→ **Extracted material**
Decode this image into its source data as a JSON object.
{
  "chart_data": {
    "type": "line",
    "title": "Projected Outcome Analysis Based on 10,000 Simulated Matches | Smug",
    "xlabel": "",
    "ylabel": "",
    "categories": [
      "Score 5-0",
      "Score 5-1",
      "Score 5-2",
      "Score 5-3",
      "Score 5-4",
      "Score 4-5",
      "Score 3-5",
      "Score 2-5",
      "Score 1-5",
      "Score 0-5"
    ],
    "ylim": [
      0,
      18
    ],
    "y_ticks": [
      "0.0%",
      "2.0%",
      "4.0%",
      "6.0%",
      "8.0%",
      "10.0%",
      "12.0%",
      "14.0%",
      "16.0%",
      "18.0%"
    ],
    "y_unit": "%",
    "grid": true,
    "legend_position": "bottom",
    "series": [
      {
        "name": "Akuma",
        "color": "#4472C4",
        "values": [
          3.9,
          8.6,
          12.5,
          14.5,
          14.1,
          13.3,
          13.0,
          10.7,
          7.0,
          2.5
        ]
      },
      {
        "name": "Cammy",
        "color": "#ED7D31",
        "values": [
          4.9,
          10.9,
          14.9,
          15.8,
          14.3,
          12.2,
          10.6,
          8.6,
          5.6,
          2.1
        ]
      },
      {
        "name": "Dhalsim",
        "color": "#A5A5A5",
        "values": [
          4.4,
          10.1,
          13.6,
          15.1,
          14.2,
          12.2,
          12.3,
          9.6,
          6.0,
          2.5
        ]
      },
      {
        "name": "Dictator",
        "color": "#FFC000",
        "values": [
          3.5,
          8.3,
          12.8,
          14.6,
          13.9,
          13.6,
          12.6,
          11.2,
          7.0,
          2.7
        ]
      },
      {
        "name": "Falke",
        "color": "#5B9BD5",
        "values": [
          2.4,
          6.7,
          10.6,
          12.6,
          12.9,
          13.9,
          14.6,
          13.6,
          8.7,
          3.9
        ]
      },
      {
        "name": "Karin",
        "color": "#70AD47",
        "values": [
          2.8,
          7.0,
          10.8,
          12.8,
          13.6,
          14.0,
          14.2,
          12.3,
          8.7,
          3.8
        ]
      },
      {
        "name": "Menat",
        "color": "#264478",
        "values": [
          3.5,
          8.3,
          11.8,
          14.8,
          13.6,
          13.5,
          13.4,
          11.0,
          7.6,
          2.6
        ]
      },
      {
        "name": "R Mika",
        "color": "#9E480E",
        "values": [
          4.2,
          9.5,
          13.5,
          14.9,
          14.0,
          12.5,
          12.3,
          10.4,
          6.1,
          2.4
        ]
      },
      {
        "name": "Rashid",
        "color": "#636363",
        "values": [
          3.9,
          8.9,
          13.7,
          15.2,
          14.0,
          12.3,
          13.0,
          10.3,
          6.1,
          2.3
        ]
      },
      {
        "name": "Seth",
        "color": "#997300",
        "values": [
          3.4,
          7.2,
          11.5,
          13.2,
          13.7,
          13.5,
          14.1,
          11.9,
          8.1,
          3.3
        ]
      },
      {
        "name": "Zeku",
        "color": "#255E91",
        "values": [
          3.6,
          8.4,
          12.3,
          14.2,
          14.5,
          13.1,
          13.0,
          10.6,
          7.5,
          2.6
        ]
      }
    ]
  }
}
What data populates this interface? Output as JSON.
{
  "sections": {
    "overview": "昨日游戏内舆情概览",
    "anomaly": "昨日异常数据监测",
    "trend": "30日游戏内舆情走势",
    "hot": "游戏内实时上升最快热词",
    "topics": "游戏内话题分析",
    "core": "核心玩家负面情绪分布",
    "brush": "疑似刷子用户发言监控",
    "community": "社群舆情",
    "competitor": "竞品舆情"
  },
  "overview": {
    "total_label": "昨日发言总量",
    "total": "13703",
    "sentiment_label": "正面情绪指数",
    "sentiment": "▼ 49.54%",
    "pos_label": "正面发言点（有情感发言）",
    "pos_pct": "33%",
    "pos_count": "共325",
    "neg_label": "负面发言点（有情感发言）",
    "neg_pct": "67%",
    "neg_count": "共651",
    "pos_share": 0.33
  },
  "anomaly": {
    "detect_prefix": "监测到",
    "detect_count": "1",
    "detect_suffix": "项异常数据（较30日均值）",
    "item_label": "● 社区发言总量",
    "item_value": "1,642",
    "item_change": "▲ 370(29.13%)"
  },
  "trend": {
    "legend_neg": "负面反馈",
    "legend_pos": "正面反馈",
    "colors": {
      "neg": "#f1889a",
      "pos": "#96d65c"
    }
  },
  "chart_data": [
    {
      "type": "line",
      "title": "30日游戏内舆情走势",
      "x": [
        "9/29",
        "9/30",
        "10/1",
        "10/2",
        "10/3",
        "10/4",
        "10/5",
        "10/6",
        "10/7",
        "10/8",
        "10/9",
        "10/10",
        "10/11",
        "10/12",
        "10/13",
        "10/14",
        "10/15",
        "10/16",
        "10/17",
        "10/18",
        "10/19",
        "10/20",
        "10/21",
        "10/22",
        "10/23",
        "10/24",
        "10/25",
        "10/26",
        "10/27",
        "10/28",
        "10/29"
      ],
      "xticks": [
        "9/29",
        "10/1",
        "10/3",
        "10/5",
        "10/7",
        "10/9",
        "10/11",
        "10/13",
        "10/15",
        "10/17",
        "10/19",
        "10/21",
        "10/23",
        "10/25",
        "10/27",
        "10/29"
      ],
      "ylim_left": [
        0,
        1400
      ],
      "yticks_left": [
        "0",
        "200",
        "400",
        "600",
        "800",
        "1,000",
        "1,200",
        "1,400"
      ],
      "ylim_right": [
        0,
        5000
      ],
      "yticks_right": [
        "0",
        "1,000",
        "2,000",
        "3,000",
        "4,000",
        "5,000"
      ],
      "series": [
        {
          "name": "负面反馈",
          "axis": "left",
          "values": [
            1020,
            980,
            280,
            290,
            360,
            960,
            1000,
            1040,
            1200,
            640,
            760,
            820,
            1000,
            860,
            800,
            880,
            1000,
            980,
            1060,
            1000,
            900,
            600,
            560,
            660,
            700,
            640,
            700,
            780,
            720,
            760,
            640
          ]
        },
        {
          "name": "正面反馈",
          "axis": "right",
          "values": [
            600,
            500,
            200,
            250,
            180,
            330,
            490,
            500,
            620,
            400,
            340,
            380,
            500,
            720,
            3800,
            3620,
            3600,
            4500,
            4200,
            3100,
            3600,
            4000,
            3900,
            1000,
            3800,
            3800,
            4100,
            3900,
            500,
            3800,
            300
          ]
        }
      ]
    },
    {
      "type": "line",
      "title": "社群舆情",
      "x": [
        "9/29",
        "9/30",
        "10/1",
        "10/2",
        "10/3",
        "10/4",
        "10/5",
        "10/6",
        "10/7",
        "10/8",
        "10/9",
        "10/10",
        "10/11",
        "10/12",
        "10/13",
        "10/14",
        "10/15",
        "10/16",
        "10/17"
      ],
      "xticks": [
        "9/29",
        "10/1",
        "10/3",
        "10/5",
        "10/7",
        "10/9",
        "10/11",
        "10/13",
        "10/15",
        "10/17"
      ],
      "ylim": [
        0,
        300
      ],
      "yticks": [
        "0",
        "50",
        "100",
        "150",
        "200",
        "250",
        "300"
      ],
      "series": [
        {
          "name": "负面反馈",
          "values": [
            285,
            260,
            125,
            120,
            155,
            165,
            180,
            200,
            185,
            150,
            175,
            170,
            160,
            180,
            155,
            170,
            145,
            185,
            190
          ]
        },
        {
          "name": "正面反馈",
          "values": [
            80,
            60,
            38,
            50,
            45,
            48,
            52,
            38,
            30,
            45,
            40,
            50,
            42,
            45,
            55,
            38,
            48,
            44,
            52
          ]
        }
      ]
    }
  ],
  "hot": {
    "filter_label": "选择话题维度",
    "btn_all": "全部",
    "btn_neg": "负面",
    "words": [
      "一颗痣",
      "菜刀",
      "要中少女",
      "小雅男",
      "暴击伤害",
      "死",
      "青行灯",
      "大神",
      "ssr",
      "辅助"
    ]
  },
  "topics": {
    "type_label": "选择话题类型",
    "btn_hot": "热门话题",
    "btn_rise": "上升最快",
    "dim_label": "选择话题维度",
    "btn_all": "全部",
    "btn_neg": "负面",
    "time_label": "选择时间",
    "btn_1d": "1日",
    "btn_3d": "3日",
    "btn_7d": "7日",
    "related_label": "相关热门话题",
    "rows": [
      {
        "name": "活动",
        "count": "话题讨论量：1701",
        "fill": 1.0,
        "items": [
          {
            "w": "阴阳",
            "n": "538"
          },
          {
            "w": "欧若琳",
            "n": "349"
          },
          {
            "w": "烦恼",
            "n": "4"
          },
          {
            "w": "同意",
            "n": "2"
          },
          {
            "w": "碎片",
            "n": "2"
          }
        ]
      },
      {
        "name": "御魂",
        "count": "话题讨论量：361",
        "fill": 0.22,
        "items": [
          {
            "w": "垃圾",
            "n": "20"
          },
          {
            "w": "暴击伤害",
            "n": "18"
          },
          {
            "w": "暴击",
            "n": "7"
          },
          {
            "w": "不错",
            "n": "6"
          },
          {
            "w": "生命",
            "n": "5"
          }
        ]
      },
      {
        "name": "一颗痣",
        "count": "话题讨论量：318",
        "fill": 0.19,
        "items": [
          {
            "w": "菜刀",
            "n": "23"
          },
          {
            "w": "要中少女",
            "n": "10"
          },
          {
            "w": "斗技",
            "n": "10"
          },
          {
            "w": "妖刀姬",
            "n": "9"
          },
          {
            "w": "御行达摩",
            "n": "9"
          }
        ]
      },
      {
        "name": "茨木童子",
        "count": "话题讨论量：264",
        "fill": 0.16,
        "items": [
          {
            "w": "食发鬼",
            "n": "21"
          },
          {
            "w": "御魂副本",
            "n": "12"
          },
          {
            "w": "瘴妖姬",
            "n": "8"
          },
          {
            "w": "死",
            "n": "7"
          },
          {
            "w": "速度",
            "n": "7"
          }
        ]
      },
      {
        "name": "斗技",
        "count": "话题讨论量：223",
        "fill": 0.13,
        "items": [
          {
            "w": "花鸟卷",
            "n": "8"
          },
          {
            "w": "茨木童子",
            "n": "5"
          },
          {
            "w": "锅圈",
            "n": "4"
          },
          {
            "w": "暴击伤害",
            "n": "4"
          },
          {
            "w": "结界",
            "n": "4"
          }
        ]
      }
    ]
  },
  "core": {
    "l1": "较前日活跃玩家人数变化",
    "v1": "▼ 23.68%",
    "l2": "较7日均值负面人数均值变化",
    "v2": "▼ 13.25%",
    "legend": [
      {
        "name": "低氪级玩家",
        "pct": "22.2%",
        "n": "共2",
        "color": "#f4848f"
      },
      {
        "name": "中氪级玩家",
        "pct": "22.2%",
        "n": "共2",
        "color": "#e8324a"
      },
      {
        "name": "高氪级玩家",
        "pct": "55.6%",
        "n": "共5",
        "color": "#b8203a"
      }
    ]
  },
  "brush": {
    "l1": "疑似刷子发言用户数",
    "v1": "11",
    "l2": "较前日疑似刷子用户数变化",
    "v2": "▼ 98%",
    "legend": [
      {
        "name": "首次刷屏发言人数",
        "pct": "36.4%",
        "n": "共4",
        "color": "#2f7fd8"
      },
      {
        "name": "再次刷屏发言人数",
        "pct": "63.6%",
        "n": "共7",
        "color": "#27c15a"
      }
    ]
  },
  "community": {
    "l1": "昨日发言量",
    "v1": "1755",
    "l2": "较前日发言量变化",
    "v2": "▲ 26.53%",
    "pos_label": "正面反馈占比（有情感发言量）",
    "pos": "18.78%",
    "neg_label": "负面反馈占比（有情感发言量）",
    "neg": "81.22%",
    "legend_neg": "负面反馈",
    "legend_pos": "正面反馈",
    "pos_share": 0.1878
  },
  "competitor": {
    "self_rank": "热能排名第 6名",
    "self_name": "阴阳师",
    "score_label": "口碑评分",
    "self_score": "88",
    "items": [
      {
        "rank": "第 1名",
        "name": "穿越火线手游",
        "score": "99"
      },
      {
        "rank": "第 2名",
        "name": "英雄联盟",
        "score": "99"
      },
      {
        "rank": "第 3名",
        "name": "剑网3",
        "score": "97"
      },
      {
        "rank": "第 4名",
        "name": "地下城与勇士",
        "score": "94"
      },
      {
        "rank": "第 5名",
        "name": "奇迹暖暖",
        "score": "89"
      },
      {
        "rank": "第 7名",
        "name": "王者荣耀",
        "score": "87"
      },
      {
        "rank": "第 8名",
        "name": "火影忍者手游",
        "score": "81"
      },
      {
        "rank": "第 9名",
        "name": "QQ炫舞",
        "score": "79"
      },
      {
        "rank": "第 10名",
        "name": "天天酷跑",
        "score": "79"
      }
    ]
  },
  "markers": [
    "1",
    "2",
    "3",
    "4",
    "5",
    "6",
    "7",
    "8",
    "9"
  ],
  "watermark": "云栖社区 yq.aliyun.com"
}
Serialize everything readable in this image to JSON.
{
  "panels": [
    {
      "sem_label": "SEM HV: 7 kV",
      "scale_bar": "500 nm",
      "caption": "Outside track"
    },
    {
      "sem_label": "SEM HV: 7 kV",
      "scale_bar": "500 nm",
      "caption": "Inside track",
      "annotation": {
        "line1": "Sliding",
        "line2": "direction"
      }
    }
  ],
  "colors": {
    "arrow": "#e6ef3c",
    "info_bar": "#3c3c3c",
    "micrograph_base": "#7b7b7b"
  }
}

→ **Work to do**
Only the lines from the one containing "Serialize everything readable" through the end of the material should be reproduced, exactly, with both ends included.

→ **Reply to the exercise**
Serialize everything readable in this image to JSON.
{
  "panels": [
    {
      "sem_label": "SEM HV: 7 kV",
      "scale_bar": "500 nm",
      "caption": "Outside track"
    },
    {
      "sem_label": "SEM HV: 7 kV",
      "scale_bar": "500 nm",
      "caption": "Inside track",
      "annotation": {
        "line1": "Sliding",
        "line2": "direction"
      }
    }
  ],
  "colors": {
    "arrow": "#e6ef3c",
    "info_bar": "#3c3c3c",
    "micrograph_base": "#7b7b7b"
  }
}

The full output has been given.